| What you should do |
Copy out every line that contains the word "this".
* Start Provided material *
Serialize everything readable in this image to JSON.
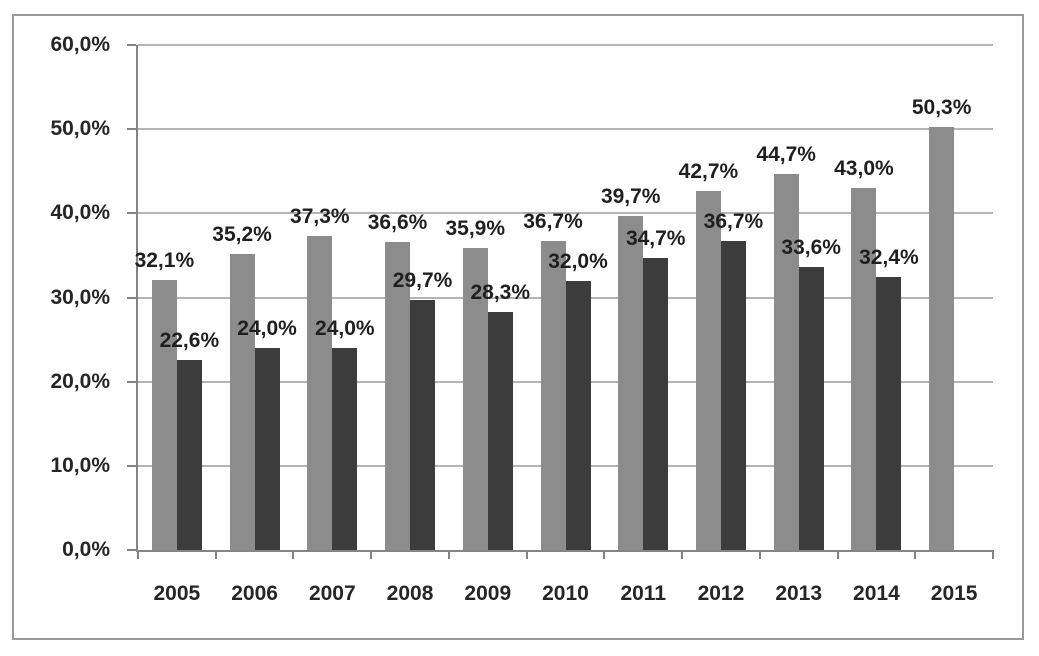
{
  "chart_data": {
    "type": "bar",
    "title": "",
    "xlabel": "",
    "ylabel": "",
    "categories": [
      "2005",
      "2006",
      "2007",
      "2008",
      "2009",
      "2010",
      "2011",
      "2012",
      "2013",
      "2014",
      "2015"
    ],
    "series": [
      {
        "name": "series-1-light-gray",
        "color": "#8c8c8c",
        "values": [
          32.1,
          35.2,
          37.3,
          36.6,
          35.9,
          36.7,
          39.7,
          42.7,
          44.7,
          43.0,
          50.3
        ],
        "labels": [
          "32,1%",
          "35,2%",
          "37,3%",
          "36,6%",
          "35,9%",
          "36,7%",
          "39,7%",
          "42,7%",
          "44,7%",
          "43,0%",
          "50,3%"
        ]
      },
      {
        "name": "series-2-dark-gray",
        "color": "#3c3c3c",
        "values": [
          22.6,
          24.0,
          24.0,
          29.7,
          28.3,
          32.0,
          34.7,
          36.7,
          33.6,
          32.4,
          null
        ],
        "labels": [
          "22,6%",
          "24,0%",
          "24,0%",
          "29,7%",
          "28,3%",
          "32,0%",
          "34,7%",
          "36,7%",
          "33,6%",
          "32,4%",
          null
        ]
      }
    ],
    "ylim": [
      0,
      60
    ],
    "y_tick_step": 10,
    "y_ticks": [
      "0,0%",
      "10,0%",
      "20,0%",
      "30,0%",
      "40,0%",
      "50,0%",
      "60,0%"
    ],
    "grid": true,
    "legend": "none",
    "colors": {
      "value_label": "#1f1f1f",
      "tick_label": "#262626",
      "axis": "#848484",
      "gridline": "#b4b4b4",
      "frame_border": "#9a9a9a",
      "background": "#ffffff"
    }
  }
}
* End Provided material *
* Start Provided material *
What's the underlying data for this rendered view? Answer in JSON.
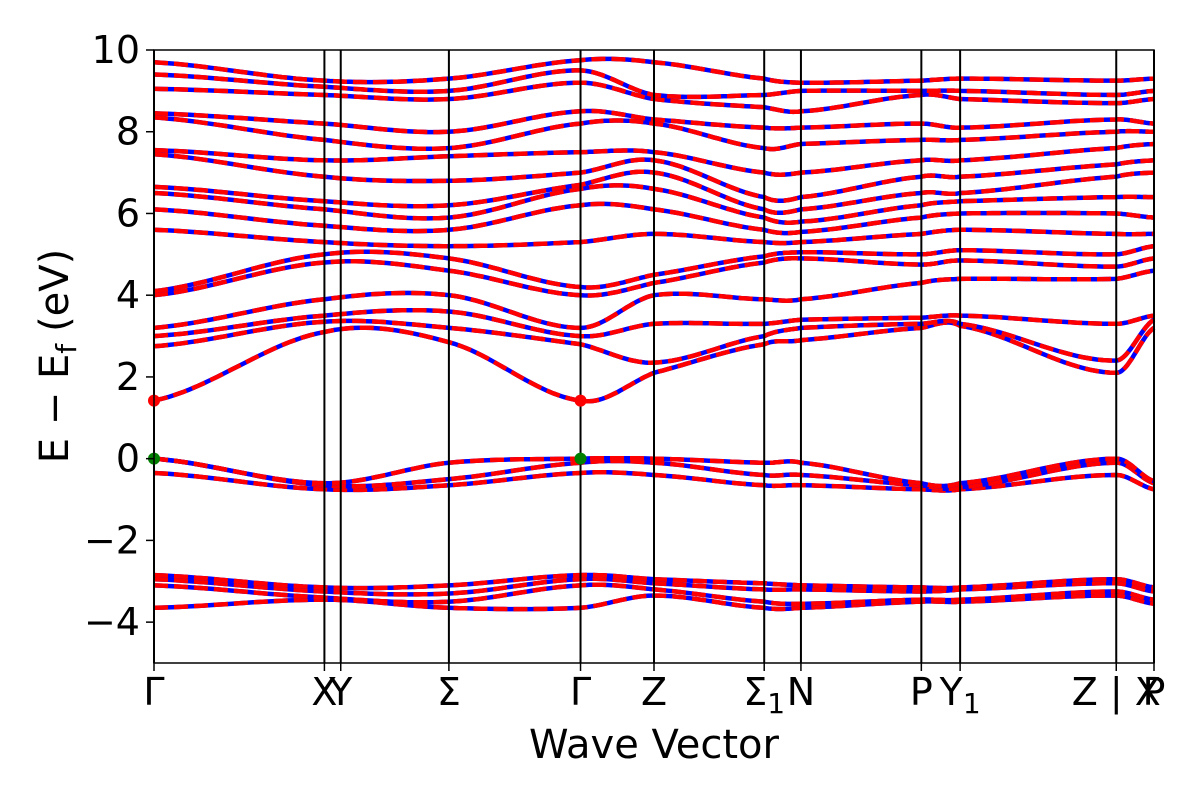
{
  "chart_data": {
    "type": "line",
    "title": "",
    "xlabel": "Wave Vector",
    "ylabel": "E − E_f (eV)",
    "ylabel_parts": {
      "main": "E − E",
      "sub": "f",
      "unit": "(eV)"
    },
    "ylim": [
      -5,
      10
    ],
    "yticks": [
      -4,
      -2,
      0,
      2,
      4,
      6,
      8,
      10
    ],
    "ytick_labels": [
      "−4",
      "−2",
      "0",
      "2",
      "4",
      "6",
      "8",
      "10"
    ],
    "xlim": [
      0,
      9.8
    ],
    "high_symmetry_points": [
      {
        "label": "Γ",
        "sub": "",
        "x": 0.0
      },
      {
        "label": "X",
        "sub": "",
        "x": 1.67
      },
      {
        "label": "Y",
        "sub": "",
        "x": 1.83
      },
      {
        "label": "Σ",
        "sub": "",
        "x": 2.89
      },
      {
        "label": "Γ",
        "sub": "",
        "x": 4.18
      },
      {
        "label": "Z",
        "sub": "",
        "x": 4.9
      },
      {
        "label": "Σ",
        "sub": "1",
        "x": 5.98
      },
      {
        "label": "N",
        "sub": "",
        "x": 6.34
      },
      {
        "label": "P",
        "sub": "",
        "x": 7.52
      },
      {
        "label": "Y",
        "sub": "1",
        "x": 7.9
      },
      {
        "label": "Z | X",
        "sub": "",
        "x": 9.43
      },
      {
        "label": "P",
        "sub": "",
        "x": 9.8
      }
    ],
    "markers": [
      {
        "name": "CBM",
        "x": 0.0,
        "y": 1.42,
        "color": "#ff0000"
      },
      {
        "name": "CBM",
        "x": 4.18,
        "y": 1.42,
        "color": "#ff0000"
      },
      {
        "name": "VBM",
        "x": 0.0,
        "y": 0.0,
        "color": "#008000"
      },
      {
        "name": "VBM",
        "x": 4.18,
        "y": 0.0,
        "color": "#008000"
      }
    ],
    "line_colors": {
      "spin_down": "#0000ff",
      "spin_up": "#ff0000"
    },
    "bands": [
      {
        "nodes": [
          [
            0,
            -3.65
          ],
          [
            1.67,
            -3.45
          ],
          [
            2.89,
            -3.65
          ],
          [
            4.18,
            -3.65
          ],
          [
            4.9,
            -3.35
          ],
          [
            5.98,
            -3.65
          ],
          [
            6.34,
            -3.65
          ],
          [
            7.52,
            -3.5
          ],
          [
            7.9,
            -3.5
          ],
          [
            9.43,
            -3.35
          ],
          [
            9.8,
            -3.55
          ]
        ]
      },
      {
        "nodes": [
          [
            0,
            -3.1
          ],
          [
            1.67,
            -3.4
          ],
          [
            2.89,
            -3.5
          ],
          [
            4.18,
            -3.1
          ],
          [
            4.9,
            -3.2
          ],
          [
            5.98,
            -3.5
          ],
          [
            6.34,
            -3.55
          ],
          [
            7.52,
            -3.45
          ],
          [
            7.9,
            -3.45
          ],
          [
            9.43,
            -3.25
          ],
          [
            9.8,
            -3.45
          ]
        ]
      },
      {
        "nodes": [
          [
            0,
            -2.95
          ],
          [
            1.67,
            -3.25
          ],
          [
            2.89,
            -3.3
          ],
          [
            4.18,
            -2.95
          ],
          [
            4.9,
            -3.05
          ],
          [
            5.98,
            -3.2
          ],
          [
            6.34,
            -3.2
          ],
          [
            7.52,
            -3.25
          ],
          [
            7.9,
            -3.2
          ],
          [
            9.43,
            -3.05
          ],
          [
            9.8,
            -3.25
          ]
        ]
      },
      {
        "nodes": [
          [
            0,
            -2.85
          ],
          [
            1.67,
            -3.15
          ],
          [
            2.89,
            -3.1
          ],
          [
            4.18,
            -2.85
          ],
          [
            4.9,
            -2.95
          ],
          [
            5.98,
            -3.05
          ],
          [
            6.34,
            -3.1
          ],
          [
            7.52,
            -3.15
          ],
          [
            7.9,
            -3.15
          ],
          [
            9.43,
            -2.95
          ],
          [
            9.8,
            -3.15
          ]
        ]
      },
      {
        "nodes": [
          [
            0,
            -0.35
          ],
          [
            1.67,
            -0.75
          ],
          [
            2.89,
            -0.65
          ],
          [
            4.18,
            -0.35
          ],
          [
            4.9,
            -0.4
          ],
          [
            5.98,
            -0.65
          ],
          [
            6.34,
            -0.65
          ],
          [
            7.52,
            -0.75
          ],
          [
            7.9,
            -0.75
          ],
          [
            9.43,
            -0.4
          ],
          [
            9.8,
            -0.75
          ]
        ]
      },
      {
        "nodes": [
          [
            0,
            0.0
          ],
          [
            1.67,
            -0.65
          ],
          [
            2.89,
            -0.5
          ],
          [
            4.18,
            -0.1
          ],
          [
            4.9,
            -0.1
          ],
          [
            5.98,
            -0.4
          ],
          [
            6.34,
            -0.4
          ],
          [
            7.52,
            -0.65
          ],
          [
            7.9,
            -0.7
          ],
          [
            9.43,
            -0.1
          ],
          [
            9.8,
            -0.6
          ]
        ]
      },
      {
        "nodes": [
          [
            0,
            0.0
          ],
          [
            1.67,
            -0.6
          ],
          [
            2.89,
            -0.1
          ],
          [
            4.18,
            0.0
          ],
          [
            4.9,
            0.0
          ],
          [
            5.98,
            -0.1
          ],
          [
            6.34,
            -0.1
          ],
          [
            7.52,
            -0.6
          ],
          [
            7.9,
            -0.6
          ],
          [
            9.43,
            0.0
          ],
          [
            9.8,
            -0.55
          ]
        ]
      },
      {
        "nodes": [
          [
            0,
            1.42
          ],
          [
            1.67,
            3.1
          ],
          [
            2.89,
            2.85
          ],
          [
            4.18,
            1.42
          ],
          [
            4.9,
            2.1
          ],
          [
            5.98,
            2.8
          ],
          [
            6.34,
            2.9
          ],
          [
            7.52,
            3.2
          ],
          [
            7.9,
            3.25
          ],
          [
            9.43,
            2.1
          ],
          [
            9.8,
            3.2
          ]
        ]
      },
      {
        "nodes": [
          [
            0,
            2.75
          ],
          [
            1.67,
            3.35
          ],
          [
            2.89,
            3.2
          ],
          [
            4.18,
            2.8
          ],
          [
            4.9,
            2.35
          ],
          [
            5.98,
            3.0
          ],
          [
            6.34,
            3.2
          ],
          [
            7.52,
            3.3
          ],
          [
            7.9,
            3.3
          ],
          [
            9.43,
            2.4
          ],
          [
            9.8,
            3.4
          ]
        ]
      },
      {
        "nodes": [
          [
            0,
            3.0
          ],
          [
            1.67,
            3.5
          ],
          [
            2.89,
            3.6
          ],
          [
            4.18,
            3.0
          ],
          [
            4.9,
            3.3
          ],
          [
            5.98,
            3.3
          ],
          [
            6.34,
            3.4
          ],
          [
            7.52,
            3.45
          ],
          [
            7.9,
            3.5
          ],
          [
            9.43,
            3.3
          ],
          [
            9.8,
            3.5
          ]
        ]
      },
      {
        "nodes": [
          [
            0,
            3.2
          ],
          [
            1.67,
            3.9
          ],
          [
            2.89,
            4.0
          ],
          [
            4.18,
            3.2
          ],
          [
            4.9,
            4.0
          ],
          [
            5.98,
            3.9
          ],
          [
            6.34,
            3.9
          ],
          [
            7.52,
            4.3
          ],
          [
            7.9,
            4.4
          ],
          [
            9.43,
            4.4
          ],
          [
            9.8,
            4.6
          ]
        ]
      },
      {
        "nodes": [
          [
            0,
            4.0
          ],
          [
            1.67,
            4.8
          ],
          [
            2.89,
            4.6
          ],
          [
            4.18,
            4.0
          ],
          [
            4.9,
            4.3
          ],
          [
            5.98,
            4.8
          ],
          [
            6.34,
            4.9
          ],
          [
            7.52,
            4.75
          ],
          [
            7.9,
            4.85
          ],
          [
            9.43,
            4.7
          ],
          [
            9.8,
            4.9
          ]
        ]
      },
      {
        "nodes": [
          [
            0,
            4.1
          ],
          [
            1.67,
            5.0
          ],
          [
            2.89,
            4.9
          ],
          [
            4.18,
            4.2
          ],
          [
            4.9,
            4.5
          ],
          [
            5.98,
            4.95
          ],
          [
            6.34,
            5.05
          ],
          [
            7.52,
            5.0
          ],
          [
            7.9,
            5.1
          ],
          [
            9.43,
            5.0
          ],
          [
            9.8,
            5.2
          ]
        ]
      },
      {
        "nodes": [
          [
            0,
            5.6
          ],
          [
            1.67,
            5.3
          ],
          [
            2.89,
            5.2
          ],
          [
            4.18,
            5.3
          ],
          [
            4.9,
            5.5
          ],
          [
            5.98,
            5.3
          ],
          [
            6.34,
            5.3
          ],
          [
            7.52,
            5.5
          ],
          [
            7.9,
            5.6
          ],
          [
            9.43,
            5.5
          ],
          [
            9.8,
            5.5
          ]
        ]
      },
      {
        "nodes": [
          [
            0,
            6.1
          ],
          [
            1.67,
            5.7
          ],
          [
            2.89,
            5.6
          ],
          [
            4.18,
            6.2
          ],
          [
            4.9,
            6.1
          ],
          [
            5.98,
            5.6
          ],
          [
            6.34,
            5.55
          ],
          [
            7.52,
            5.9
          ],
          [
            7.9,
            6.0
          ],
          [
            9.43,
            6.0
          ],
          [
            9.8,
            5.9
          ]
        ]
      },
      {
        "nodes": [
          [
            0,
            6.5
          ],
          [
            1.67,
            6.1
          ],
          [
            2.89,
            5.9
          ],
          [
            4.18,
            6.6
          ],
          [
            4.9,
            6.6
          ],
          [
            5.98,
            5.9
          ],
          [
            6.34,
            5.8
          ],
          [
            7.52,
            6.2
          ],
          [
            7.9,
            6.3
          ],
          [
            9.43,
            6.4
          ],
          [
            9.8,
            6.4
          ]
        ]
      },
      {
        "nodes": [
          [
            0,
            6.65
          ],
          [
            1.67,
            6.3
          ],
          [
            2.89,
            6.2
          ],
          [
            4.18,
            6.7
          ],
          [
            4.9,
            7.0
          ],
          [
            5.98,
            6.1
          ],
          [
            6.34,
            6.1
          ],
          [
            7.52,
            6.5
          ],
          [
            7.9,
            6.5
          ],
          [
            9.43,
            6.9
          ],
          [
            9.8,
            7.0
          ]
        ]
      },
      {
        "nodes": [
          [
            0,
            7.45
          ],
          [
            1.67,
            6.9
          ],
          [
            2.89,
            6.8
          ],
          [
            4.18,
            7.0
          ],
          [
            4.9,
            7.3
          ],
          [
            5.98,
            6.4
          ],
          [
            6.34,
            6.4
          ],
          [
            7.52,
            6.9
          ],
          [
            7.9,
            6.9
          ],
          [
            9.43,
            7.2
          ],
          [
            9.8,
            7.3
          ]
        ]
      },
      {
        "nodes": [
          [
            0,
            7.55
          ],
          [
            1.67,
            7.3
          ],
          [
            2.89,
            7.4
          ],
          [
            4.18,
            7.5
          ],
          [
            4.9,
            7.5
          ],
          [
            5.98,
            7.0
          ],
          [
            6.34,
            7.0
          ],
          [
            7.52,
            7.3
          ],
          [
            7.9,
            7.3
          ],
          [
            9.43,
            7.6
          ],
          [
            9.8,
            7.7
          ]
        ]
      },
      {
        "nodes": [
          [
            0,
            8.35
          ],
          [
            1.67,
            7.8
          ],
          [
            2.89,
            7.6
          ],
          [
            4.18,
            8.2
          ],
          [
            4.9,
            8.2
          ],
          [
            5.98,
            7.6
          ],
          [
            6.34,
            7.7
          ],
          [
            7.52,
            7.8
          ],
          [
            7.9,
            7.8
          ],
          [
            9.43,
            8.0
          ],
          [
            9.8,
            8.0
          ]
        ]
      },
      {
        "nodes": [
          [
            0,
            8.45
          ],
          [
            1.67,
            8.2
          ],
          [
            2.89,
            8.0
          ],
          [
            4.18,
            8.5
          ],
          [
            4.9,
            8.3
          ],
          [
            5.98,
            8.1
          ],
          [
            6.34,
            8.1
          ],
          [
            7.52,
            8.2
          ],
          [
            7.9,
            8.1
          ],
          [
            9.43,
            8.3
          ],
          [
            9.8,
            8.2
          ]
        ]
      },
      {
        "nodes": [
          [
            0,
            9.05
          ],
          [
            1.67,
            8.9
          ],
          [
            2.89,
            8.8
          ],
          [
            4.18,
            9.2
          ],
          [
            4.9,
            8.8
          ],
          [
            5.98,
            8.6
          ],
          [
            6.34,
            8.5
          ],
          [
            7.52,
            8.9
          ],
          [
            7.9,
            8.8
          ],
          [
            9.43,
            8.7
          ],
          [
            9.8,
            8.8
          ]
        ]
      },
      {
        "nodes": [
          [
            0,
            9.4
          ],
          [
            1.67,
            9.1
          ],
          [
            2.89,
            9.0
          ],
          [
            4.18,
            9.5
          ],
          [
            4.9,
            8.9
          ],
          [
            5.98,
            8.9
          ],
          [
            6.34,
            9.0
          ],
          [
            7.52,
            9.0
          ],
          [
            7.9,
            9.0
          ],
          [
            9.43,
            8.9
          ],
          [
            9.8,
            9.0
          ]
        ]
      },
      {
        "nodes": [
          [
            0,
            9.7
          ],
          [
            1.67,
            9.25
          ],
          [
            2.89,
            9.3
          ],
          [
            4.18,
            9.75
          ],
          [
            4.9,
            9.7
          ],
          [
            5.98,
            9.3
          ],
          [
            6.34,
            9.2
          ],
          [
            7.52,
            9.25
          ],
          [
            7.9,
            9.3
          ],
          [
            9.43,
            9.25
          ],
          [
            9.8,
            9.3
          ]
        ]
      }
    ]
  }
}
* End Provided material *
| Problem solution |
Serialize everything readable in this image to JSON.
What's the underlying data for this rendered view? Answer in JSON.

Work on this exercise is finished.